[Extracts from a graphics dataset]
########################################

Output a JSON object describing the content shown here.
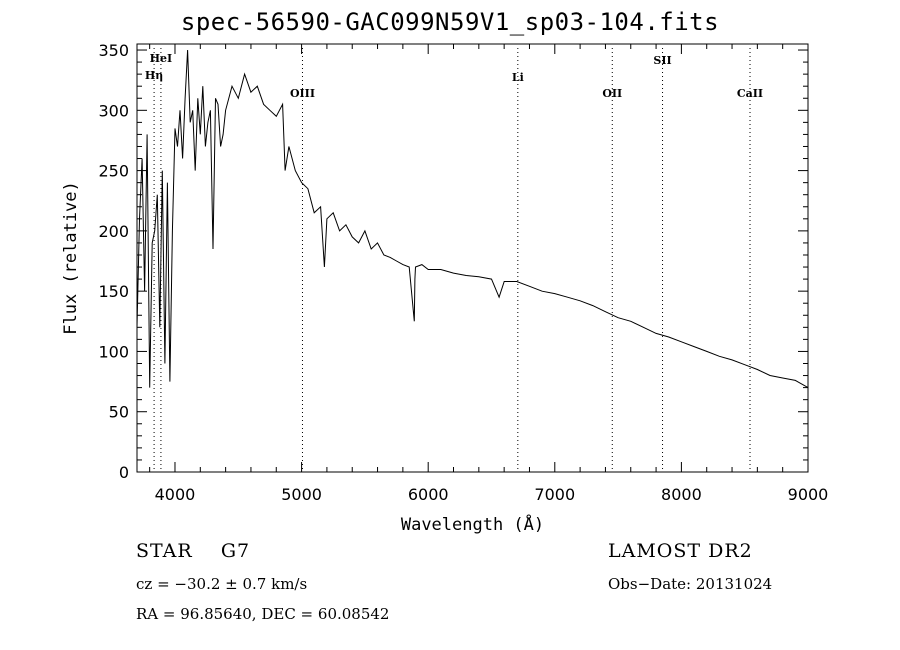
{
  "chart_data": {
    "type": "line",
    "title": "spec-56590-GAC099N59V1_sp03-104.fits",
    "xlabel": "Wavelength (Å)",
    "ylabel": "Flux (relative)",
    "xlim": [
      3700,
      9000
    ],
    "ylim": [
      0,
      355
    ],
    "xticks": [
      4000,
      5000,
      6000,
      7000,
      8000,
      9000
    ],
    "yticks": [
      0,
      50,
      100,
      150,
      200,
      250,
      300,
      350
    ],
    "grid": false,
    "series": [
      {
        "x": [
          3700,
          3720,
          3740,
          3760,
          3780,
          3800,
          3820,
          3840,
          3860,
          3880,
          3900,
          3920,
          3940,
          3960,
          3980,
          4000,
          4020,
          4040,
          4060,
          4080,
          4100,
          4120,
          4140,
          4160,
          4180,
          4200,
          4220,
          4240,
          4260,
          4280,
          4300,
          4320,
          4340,
          4360,
          4380,
          4400,
          4450,
          4500,
          4550,
          4600,
          4650,
          4700,
          4750,
          4800,
          4850,
          4870,
          4900,
          4950,
          5000,
          5050,
          5100,
          5150,
          5180,
          5200,
          5250,
          5300,
          5350,
          5400,
          5450,
          5500,
          5550,
          5600,
          5650,
          5700,
          5750,
          5800,
          5850,
          5890,
          5895,
          5900,
          5950,
          6000,
          6100,
          6200,
          6300,
          6400,
          6500,
          6560,
          6600,
          6700,
          6800,
          6900,
          7000,
          7100,
          7200,
          7300,
          7400,
          7500,
          7600,
          7700,
          7800,
          7900,
          8000,
          8100,
          8200,
          8300,
          8400,
          8500,
          8600,
          8700,
          8800,
          8900,
          9000
        ],
        "y": [
          120,
          210,
          260,
          150,
          280,
          70,
          190,
          200,
          230,
          120,
          250,
          90,
          240,
          75,
          200,
          285,
          270,
          300,
          260,
          310,
          350,
          290,
          300,
          250,
          310,
          280,
          320,
          270,
          290,
          300,
          185,
          310,
          305,
          270,
          280,
          300,
          320,
          310,
          330,
          315,
          320,
          305,
          300,
          295,
          305,
          250,
          270,
          250,
          240,
          235,
          215,
          220,
          170,
          210,
          215,
          200,
          205,
          195,
          190,
          200,
          185,
          190,
          180,
          178,
          175,
          172,
          170,
          125,
          160,
          170,
          172,
          168,
          168,
          165,
          163,
          162,
          160,
          145,
          158,
          158,
          154,
          150,
          148,
          145,
          142,
          138,
          133,
          128,
          125,
          120,
          115,
          112,
          108,
          104,
          100,
          96,
          93,
          89,
          85,
          80,
          78,
          76,
          70
        ]
      }
    ],
    "lines": [
      {
        "x": 3835,
        "label": "Hη"
      },
      {
        "x": 3889,
        "label": "HeI"
      },
      {
        "x": 5007,
        "label": "OIII"
      },
      {
        "x": 6708,
        "label": "Li"
      },
      {
        "x": 7454,
        "label": "OII"
      },
      {
        "x": 7851,
        "label": "SII"
      },
      {
        "x": 8542,
        "label": "CaII"
      }
    ]
  },
  "info": {
    "class": "STAR",
    "subclass": "G7",
    "survey": "LAMOST DR2",
    "cz": "cz = −30.2 ± 0.7 km/s",
    "obsdate": "Obs−Date: 20131024",
    "radec": "RA =  96.85640, DEC =  60.08542"
  }
}
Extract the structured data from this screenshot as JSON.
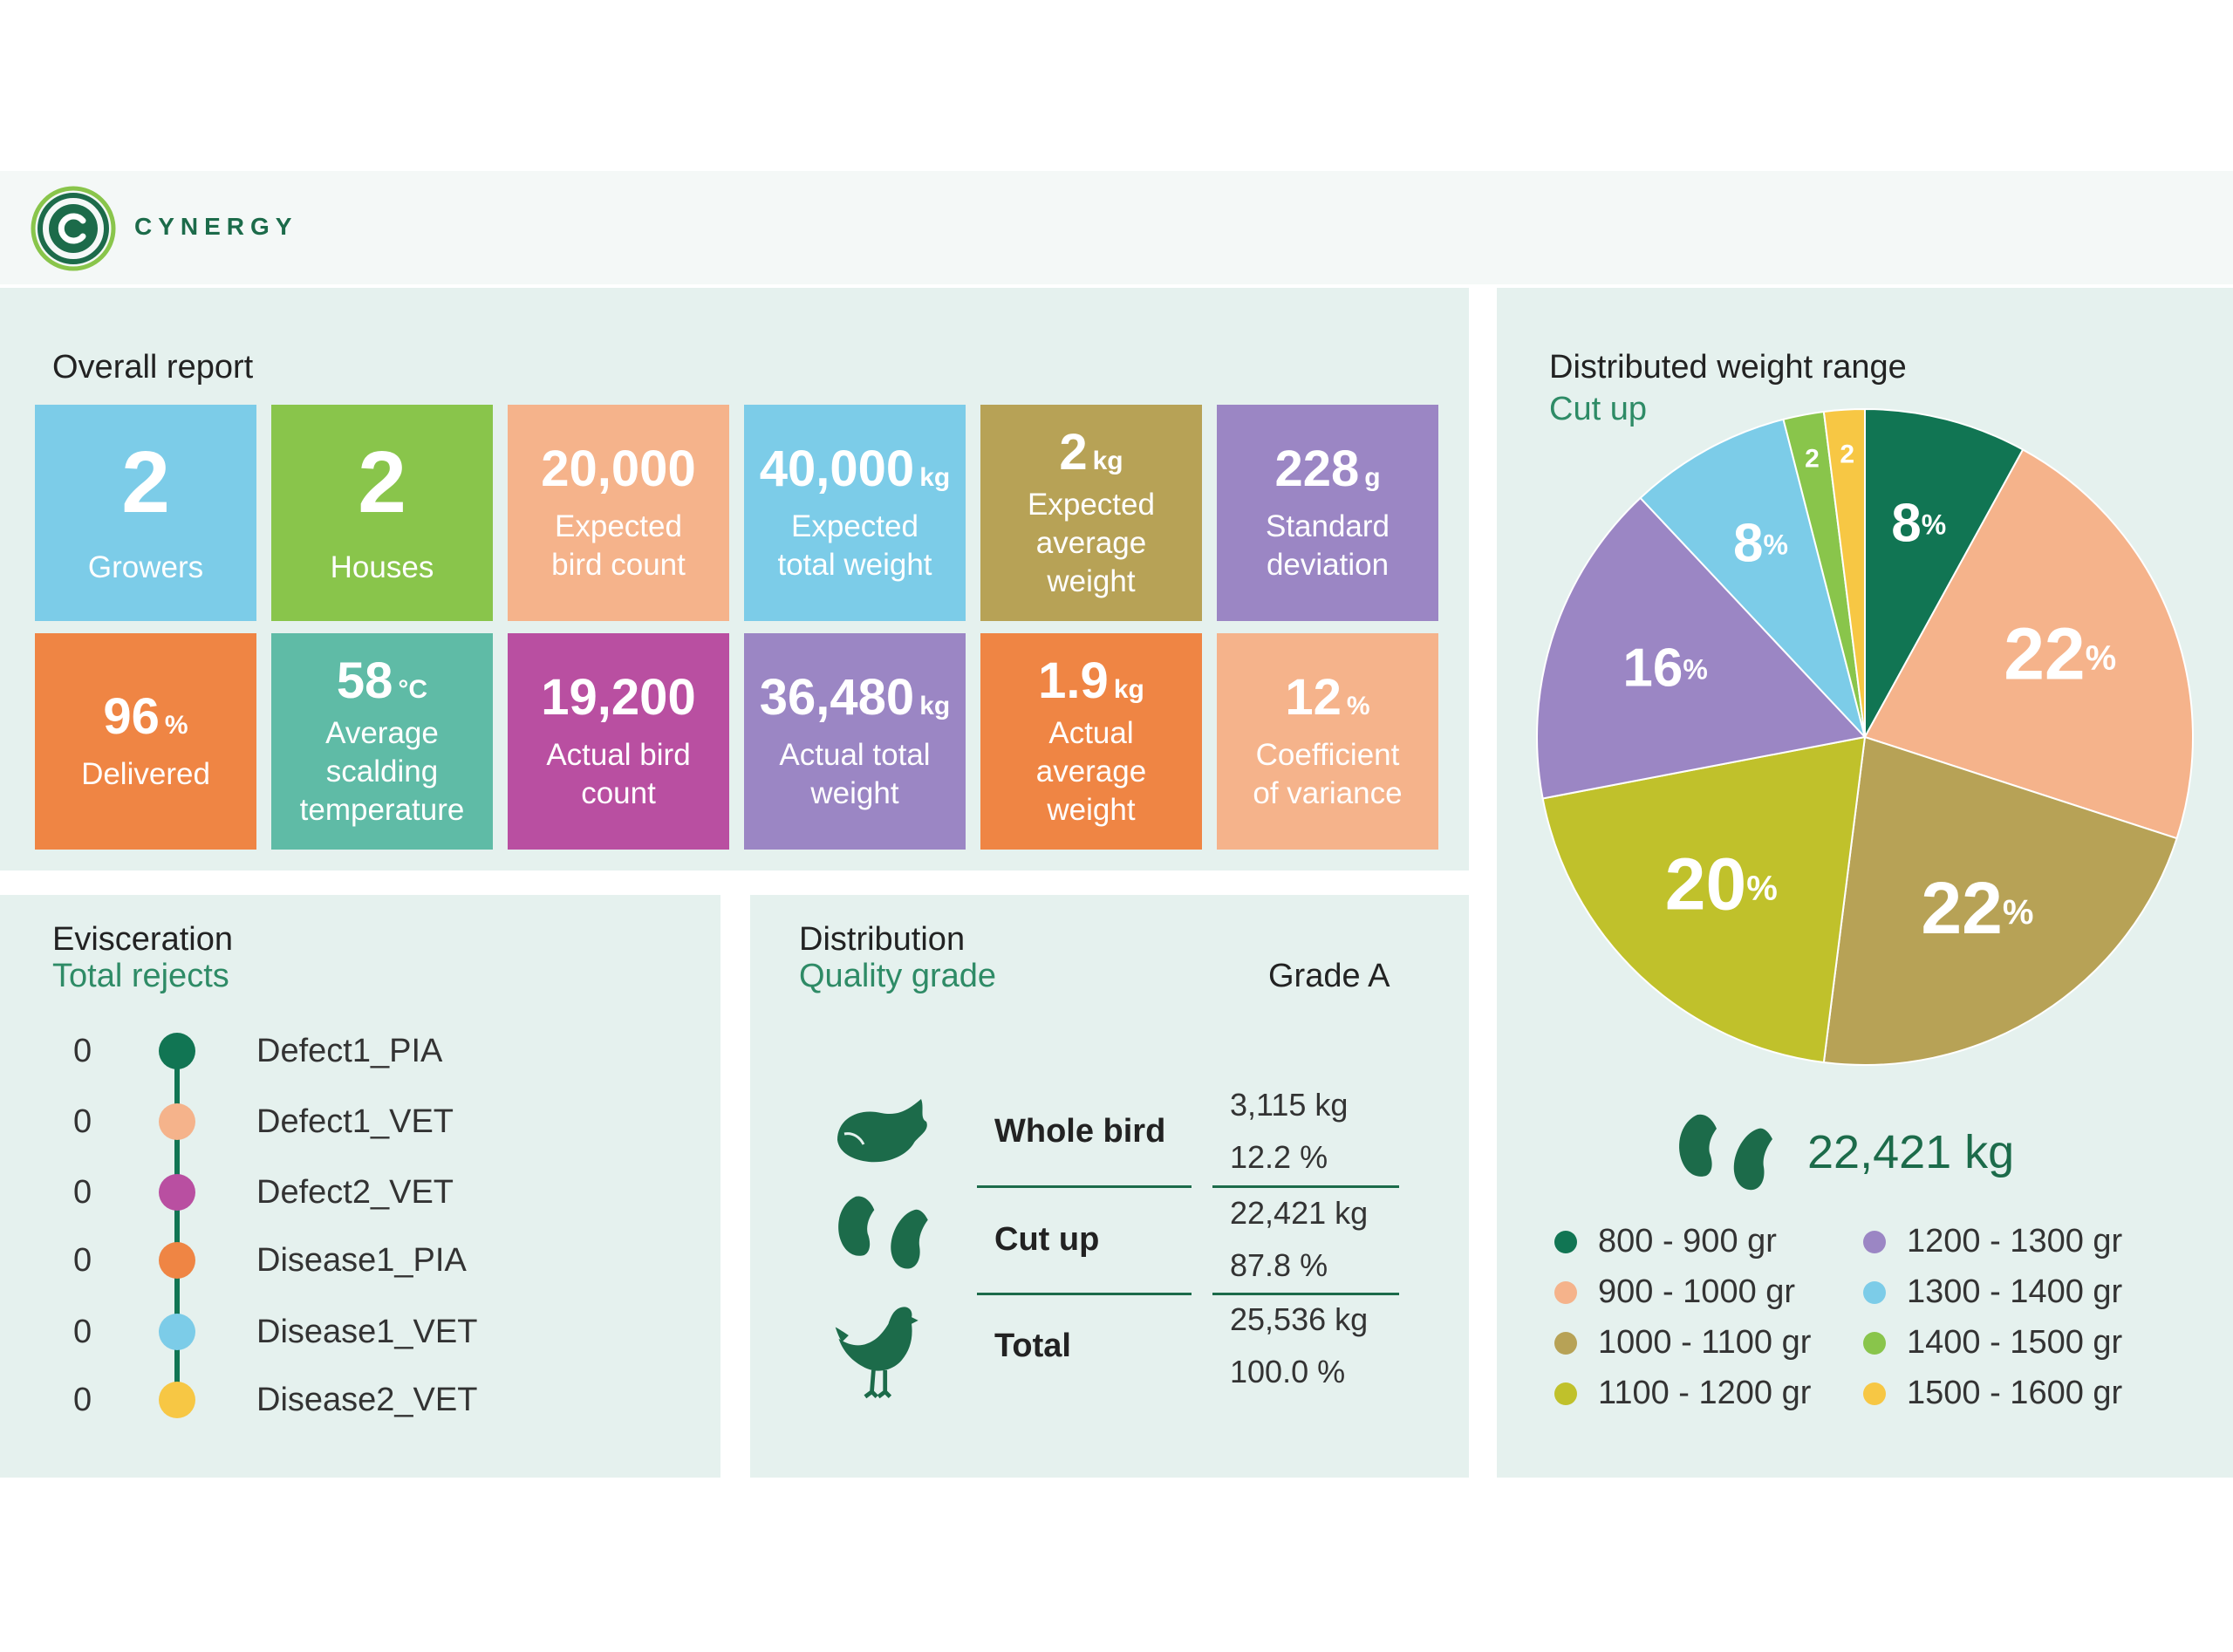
{
  "brand": {
    "name": "CYNERGY",
    "color": "#1c6b4a"
  },
  "overall": {
    "title": "Overall report",
    "tiles": [
      {
        "value": "2",
        "unit": "",
        "label": "Growers",
        "color": "#7ccce8"
      },
      {
        "value": "2",
        "unit": "",
        "label": "Houses",
        "color": "#89c54b"
      },
      {
        "value": "20,000",
        "unit": "",
        "label": "Expected bird count",
        "color": "#f5b38b"
      },
      {
        "value": "40,000",
        "unit": "kg",
        "label": "Expected total weight",
        "color": "#7ccce8"
      },
      {
        "value": "2",
        "unit": "kg",
        "label": "Expected average weight",
        "color": "#b7a256"
      },
      {
        "value": "228",
        "unit": "g",
        "label": "Standard deviation",
        "color": "#9b86c4"
      },
      {
        "value": "96",
        "unit": "%",
        "label": "Delivered",
        "color": "#ef8544"
      },
      {
        "value": "58",
        "unit": "°C",
        "label": "Average scalding temperature",
        "color": "#5fbba6"
      },
      {
        "value": "19,200",
        "unit": "",
        "label": "Actual bird count",
        "color": "#b94fa1"
      },
      {
        "value": "36,480",
        "unit": "kg",
        "label": "Actual total weight",
        "color": "#9b86c4"
      },
      {
        "value": "1.9",
        "unit": "kg",
        "label": "Actual average weight",
        "color": "#ef8544"
      },
      {
        "value": "12",
        "unit": "%",
        "label": "Coefficient of variance",
        "color": "#f5b38b"
      }
    ]
  },
  "evisceration": {
    "title": "Evisceration",
    "subtitle": "Total rejects",
    "items": [
      {
        "count": "0",
        "name": "Defect1_PIA",
        "color": "#117553"
      },
      {
        "count": "0",
        "name": "Defect1_VET",
        "color": "#f5b38b"
      },
      {
        "count": "0",
        "name": "Defect2_VET",
        "color": "#b94fa1"
      },
      {
        "count": "0",
        "name": "Disease1_PIA",
        "color": "#ef8544"
      },
      {
        "count": "0",
        "name": "Disease1_VET",
        "color": "#7ccce8"
      },
      {
        "count": "0",
        "name": "Disease2_VET",
        "color": "#f7c744"
      }
    ]
  },
  "distribution": {
    "title": "Distribution",
    "subtitle": "Quality grade",
    "grade": "Grade A",
    "rows": [
      {
        "icon": "whole-bird-icon",
        "name": "Whole bird",
        "kg": "3,115 kg",
        "pct": "12.2 %"
      },
      {
        "icon": "cut-up-icon",
        "name": "Cut up",
        "kg": "22,421 kg",
        "pct": "87.8 %"
      },
      {
        "icon": "chicken-icon",
        "name": "Total",
        "kg": "25,536 kg",
        "pct": "100.0 %"
      }
    ]
  },
  "weight_range": {
    "title": "Distributed weight range",
    "subtitle": "Cut up",
    "total": "22,421 kg",
    "total_icon": "drumsticks-icon"
  },
  "chart_data": {
    "type": "pie",
    "title": "Distributed weight range",
    "categories": [
      "800 - 900 gr",
      "900 - 1000 gr",
      "1000 - 1100 gr",
      "1100 - 1200 gr",
      "1200 - 1300 gr",
      "1300 - 1400 gr",
      "1400 - 1500 gr",
      "1500 - 1600 gr"
    ],
    "values": [
      8,
      22,
      22,
      20,
      16,
      8,
      2,
      2
    ],
    "colors": [
      "#117553",
      "#f5b38b",
      "#b7a256",
      "#c0c12b",
      "#9b86c4",
      "#7ccce8",
      "#89c54b",
      "#f7c744"
    ],
    "unit": "%",
    "legend": "bottom"
  }
}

########################################

# Task requirements:
Without including any picture, retype the entries exactly.

# Result of the task:
Output a JSON object describing the content shown here.
{
  "chart_data": {
    "type": "line",
    "title": "spec-56590-GAC099N59V1_sp03-104.fits",
    "xlabel": "Wavelength (Å)",
    "ylabel": "Flux (relative)",
    "xlim": [
      3700,
      9000
    ],
    "ylim": [
      0,
      355
    ],
    "xticks": [
      4000,
      5000,
      6000,
      7000,
      8000,
      9000
    ],
    "yticks": [
      0,
      50,
      100,
      150,
      200,
      250,
      300,
      350
    ],
    "grid": false,
    "series": [
      {
        "x": [
          3700,
          3720,
          3740,
          3760,
          3780,
          3800,
          3820,
          3840,
          3860,
          3880,
          3900,
          3920,
          3940,
          3960,
          3980,
          4000,
          4020,
          4040,
          4060,
          4080,
          4100,
          4120,
          4140,
          4160,
          4180,
          4200,
          4220,
          4240,
          4260,
          4280,
          4300,
          4320,
          4340,
          4360,
          4380,
          4400,
          4450,
          4500,
          4550,
          4600,
          4650,
          4700,
          4750,
          4800,
          4850,
          4870,
          4900,
          4950,
          5000,
          5050,
          5100,
          5150,
          5180,
          5200,
          5250,
          5300,
          5350,
          5400,
          5450,
          5500,
          5550,
          5600,
          5650,
          5700,
          5750,
          5800,
          5850,
          5890,
          5895,
          5900,
          5950,
          6000,
          6100,
          6200,
          6300,
          6400,
          6500,
          6560,
          6600,
          6700,
          6800,
          6900,
          7000,
          7100,
          7200,
          7300,
          7400,
          7500,
          7600,
          7700,
          7800,
          7900,
          8000,
          8100,
          8200,
          8300,
          8400,
          8500,
          8600,
          8700,
          8800,
          8900,
          9000
        ],
        "y": [
          120,
          210,
          260,
          150,
          280,
          70,
          190,
          200,
          230,
          120,
          250,
          90,
          240,
          75,
          200,
          285,
          270,
          300,
          260,
          310,
          350,
          290,
          300,
          250,
          310,
          280,
          320,
          270,
          290,
          300,
          185,
          310,
          305,
          270,
          280,
          300,
          320,
          310,
          330,
          315,
          320,
          305,
          300,
          295,
          305,
          250,
          270,
          250,
          240,
          235,
          215,
          220,
          170,
          210,
          215,
          200,
          205,
          195,
          190,
          200,
          185,
          190,
          180,
          178,
          175,
          172,
          170,
          125,
          160,
          170,
          172,
          168,
          168,
          165,
          163,
          162,
          160,
          145,
          158,
          158,
          154,
          150,
          148,
          145,
          142,
          138,
          133,
          128,
          125,
          120,
          115,
          112,
          108,
          104,
          100,
          96,
          93,
          89,
          85,
          80,
          78,
          76,
          70
        ]
      }
    ],
    "lines": [
      {
        "x": 3835,
        "label": "Hη"
      },
      {
        "x": 3889,
        "label": "HeI"
      },
      {
        "x": 5007,
        "label": "OIII"
      },
      {
        "x": 6708,
        "label": "Li"
      },
      {
        "x": 7454,
        "label": "OII"
      },
      {
        "x": 7851,
        "label": "SII"
      },
      {
        "x": 8542,
        "label": "CaII"
      }
    ]
  },
  "info": {
    "class": "STAR",
    "subclass": "G7",
    "survey": "LAMOST DR2",
    "cz": "cz = −30.2 ± 0.7 km/s",
    "obsdate": "Obs−Date: 20131024",
    "radec": "RA =  96.85640, DEC =  60.08542"
  }
}
Extract the structured data from this screenshot as JSON.
{
  "brand": {
    "name": "CYNERGY",
    "color": "#1c6b4a"
  },
  "overall": {
    "title": "Overall report",
    "tiles": [
      {
        "value": "2",
        "unit": "",
        "label": "Growers",
        "color": "#7ccce8"
      },
      {
        "value": "2",
        "unit": "",
        "label": "Houses",
        "color": "#89c54b"
      },
      {
        "value": "20,000",
        "unit": "",
        "label": "Expected bird count",
        "color": "#f5b38b"
      },
      {
        "value": "40,000",
        "unit": "kg",
        "label": "Expected total weight",
        "color": "#7ccce8"
      },
      {
        "value": "2",
        "unit": "kg",
        "label": "Expected average weight",
        "color": "#b7a256"
      },
      {
        "value": "228",
        "unit": "g",
        "label": "Standard deviation",
        "color": "#9b86c4"
      },
      {
        "value": "96",
        "unit": "%",
        "label": "Delivered",
        "color": "#ef8544"
      },
      {
        "value": "58",
        "unit": "°C",
        "label": "Average scalding temperature",
        "color": "#5fbba6"
      },
      {
        "value": "19,200",
        "unit": "",
        "label": "Actual bird count",
        "color": "#b94fa1"
      },
      {
        "value": "36,480",
        "unit": "kg",
        "label": "Actual total weight",
        "color": "#9b86c4"
      },
      {
        "value": "1.9",
        "unit": "kg",
        "label": "Actual average weight",
        "color": "#ef8544"
      },
      {
        "value": "12",
        "unit": "%",
        "label": "Coefficient of variance",
        "color": "#f5b38b"
      }
    ]
  },
  "evisceration": {
    "title": "Evisceration",
    "subtitle": "Total rejects",
    "items": [
      {
        "count": "0",
        "name": "Defect1_PIA",
        "color": "#117553"
      },
      {
        "count": "0",
        "name": "Defect1_VET",
        "color": "#f5b38b"
      },
      {
        "count": "0",
        "name": "Defect2_VET",
        "color": "#b94fa1"
      },
      {
        "count": "0",
        "name": "Disease1_PIA",
        "color": "#ef8544"
      },
      {
        "count": "0",
        "name": "Disease1_VET",
        "color": "#7ccce8"
      },
      {
        "count": "0",
        "name": "Disease2_VET",
        "color": "#f7c744"
      }
    ]
  },
  "distribution": {
    "title": "Distribution",
    "subtitle": "Quality grade",
    "grade": "Grade A",
    "rows": [
      {
        "icon": "whole-bird-icon",
        "name": "Whole bird",
        "kg": "3,115 kg",
        "pct": "12.2 %"
      },
      {
        "icon": "cut-up-icon",
        "name": "Cut up",
        "kg": "22,421 kg",
        "pct": "87.8 %"
      },
      {
        "icon": "chicken-icon",
        "name": "Total",
        "kg": "25,536 kg",
        "pct": "100.0 %"
      }
    ]
  },
  "weight_range": {
    "title": "Distributed weight range",
    "subtitle": "Cut up",
    "total": "22,421 kg",
    "total_icon": "drumsticks-icon"
  },
  "chart_data": {
    "type": "pie",
    "title": "Distributed weight range",
    "categories": [
      "800 - 900 gr",
      "900 - 1000 gr",
      "1000 - 1100 gr",
      "1100 - 1200 gr",
      "1200 - 1300 gr",
      "1300 - 1400 gr",
      "1400 - 1500 gr",
      "1500 - 1600 gr"
    ],
    "values": [
      8,
      22,
      22,
      20,
      16,
      8,
      2,
      2
    ],
    "colors": [
      "#117553",
      "#f5b38b",
      "#b7a256",
      "#c0c12b",
      "#9b86c4",
      "#7ccce8",
      "#89c54b",
      "#f7c744"
    ],
    "unit": "%",
    "legend": "bottom"
  }
}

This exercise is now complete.